▸ EXERCISE TASK: Of the lines listed below, how many contain the string "Keywords"? Answer with the number alone.

▸ INPUT ROWS:
####################

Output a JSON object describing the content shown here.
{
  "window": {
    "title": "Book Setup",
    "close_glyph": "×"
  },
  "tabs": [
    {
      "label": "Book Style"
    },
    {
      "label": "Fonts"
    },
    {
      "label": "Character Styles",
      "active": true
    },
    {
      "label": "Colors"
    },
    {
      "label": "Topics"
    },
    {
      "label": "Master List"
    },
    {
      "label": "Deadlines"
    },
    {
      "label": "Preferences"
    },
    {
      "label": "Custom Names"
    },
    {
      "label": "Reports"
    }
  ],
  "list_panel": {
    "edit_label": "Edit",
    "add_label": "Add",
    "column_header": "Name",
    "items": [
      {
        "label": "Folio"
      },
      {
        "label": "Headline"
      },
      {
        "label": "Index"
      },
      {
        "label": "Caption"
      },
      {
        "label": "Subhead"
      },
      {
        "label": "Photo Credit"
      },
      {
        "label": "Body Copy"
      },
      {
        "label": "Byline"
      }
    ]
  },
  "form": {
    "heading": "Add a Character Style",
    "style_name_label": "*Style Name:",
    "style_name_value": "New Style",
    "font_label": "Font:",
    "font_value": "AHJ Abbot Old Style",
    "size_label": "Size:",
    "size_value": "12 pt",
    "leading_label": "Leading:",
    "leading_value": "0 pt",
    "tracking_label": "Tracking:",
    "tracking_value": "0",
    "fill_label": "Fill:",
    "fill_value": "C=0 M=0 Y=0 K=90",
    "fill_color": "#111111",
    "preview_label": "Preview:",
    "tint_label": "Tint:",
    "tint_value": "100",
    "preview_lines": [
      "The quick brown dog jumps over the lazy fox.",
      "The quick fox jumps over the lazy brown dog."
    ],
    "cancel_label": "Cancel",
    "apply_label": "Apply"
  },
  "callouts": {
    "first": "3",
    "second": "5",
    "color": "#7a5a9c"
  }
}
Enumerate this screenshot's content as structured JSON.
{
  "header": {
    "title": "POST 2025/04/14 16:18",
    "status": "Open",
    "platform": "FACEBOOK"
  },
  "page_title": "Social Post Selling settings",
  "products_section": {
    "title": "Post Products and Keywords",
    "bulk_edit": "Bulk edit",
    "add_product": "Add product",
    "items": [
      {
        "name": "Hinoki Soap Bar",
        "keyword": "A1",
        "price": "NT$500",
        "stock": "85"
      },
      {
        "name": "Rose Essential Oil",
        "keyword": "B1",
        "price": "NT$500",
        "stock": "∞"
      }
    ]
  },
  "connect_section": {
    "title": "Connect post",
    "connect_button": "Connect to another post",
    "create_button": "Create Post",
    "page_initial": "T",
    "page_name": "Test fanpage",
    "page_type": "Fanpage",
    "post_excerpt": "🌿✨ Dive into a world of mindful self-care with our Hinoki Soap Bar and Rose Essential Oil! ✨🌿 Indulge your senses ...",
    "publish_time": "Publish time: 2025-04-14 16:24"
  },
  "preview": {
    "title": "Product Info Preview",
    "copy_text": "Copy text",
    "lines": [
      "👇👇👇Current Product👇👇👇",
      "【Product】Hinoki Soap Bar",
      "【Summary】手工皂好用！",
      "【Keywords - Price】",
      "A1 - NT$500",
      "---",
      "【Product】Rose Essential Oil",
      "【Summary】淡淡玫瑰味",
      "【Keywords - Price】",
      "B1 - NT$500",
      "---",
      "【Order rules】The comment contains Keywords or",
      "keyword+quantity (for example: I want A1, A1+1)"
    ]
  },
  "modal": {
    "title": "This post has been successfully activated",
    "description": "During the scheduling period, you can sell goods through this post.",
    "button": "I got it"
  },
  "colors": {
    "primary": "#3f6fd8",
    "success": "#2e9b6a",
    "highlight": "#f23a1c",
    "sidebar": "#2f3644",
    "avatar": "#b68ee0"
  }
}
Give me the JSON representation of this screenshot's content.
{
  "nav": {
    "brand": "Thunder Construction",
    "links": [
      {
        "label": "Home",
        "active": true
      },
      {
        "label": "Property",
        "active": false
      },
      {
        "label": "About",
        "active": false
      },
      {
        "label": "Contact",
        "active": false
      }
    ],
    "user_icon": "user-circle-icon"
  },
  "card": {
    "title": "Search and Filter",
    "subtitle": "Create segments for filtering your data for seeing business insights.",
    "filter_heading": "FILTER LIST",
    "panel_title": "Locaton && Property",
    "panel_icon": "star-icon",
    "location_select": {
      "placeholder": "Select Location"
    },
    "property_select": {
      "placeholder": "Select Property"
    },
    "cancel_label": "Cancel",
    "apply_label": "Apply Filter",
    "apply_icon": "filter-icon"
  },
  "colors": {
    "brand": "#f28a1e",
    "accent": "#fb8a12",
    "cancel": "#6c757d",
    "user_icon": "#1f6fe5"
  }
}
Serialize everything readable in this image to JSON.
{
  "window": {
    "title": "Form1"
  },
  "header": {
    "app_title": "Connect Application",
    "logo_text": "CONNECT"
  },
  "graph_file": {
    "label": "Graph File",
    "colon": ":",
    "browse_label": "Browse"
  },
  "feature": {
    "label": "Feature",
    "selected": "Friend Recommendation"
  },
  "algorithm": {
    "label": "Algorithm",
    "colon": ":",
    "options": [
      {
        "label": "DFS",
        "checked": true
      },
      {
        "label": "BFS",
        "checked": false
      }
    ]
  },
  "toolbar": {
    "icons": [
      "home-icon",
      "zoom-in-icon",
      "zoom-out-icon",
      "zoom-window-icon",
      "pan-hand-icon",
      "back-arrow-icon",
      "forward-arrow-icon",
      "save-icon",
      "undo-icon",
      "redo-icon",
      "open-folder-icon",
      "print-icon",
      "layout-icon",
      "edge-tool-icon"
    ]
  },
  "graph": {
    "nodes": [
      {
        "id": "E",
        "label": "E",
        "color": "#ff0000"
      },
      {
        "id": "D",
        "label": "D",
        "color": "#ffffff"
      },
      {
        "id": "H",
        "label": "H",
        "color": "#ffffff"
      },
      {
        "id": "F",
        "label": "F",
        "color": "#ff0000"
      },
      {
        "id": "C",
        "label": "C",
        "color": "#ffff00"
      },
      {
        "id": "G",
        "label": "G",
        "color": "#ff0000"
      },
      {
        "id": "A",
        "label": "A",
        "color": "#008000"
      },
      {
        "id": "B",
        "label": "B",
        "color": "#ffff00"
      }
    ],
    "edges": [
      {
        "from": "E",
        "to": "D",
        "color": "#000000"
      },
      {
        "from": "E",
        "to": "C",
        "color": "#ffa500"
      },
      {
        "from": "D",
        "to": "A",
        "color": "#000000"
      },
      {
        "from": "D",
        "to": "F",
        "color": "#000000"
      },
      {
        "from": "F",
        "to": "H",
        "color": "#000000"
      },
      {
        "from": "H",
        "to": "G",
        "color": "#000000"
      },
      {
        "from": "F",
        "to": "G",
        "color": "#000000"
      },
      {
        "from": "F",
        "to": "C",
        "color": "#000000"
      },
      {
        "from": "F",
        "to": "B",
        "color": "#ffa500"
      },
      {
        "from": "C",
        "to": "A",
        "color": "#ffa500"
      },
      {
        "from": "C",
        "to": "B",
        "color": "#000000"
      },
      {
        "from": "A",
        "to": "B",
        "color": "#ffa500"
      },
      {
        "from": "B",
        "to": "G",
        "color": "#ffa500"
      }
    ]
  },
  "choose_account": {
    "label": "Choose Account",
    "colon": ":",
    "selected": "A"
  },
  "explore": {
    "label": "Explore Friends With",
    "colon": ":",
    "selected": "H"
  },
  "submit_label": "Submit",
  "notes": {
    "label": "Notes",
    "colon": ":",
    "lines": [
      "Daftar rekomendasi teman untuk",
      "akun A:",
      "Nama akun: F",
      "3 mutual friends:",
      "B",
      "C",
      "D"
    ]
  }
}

####################

▸ RESPONSE TO THE TASK: 4